### Exercise objective
In the entries below, find the lines with the word "معين" and copy them.

### Supplied information
======

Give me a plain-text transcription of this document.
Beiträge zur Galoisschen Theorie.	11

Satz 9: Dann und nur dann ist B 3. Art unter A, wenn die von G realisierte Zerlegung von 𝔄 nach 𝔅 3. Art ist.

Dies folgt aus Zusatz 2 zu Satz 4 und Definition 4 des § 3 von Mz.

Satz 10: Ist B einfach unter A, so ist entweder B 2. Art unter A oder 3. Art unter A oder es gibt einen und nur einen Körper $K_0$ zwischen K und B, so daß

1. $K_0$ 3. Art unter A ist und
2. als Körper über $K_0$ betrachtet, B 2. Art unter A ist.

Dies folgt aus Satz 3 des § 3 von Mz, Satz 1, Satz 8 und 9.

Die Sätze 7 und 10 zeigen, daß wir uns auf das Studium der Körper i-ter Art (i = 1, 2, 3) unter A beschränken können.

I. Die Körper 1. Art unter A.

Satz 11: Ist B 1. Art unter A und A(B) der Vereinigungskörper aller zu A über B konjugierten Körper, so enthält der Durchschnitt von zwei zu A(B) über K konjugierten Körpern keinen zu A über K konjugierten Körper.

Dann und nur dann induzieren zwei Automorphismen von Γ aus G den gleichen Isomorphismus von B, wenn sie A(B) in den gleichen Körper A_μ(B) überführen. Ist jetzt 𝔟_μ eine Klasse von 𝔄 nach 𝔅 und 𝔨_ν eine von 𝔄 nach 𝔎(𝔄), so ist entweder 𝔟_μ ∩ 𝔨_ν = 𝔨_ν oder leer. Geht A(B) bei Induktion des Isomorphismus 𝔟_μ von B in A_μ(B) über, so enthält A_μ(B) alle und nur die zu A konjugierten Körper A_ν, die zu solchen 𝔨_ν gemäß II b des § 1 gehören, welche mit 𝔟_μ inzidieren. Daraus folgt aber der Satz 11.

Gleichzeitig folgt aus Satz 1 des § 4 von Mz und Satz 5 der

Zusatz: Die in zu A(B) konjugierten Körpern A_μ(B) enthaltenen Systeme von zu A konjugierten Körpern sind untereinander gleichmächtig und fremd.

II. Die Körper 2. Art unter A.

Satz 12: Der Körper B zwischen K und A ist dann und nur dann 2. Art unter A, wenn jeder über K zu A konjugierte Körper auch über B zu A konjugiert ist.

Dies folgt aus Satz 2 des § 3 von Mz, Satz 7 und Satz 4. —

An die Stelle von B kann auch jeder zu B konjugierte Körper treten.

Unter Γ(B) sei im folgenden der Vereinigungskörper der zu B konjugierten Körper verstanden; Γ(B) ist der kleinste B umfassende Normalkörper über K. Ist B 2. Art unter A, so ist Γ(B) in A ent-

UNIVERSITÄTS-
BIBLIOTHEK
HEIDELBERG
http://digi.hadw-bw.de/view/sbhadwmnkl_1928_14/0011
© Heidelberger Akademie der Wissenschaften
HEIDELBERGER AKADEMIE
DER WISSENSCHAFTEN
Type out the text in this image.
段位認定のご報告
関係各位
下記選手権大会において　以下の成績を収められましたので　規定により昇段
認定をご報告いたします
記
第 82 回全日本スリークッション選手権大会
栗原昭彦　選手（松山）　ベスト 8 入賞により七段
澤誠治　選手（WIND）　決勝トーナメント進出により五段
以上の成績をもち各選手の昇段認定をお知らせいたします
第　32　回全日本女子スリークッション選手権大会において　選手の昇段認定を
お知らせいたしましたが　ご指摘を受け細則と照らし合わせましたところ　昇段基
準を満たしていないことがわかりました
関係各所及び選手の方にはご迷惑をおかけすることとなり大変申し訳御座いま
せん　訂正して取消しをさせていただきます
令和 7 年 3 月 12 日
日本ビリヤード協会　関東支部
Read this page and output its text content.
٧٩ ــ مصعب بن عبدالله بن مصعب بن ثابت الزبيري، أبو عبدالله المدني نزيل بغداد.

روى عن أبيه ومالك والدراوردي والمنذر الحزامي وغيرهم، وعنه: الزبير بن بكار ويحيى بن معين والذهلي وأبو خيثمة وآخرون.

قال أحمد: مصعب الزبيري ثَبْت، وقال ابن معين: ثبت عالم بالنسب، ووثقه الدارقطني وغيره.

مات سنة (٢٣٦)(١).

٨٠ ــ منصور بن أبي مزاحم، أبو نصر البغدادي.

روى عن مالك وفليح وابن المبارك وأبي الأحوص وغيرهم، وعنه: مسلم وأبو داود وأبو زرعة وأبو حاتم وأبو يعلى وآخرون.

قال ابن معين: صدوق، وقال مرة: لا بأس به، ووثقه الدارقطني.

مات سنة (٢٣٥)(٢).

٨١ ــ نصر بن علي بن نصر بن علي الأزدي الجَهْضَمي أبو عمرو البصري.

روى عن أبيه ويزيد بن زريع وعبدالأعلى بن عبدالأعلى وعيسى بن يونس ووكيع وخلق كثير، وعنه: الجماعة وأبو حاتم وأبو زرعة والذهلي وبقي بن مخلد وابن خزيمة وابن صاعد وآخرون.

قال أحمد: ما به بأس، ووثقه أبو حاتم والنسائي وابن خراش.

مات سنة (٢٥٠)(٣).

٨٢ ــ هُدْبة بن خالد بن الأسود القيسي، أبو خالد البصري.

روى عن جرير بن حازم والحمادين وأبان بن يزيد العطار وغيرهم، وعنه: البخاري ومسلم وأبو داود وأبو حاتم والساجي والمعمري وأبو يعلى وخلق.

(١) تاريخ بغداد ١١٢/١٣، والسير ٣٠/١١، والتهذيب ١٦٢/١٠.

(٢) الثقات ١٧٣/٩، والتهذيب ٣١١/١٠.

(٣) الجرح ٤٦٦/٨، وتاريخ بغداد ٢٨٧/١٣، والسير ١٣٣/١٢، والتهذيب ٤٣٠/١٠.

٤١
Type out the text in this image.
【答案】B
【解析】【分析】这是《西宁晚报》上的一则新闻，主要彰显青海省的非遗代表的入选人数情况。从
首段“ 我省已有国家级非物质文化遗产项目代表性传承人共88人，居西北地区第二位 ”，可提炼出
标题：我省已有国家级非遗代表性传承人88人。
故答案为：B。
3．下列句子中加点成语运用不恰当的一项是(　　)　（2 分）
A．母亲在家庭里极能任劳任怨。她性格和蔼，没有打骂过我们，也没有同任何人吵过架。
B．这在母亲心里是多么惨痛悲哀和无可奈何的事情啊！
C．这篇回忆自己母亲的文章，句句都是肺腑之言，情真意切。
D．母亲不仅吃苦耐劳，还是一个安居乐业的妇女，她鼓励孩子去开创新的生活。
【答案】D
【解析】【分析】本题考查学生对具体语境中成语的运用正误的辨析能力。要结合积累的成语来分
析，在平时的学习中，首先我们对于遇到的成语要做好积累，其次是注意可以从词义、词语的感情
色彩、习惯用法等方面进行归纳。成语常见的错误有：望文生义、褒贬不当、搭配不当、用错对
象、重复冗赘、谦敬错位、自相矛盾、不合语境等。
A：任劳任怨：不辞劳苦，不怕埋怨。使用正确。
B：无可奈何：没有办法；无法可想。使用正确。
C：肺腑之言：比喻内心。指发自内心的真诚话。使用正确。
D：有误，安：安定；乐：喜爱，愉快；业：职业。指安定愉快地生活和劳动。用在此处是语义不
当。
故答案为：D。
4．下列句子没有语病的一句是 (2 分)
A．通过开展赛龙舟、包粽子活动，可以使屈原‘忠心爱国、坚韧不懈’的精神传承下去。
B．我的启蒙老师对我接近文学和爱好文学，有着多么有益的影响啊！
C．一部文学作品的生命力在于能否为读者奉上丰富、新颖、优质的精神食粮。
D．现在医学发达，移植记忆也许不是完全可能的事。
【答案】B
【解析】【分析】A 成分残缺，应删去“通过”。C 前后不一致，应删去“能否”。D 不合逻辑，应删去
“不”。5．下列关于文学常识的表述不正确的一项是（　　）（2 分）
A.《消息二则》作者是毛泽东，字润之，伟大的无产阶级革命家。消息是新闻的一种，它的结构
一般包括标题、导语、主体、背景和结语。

======

### Task answer
روى عن أبيه ومالك والدراوردي والمنذر الحزامي وغيرهم، وعنه: الزبير بن بكار ويحيى بن معين والذهلي وأبو خيثمة وآخرون.
قال أحمد: مصعب الزبيري ثَبْت، وقال ابن معين: ثبت عالم بالنسب، ووثقه الدارقطني وغيره.
قال ابن معين: صدوق، وقال مرة: لا بأس به، ووثقه الدارقطني.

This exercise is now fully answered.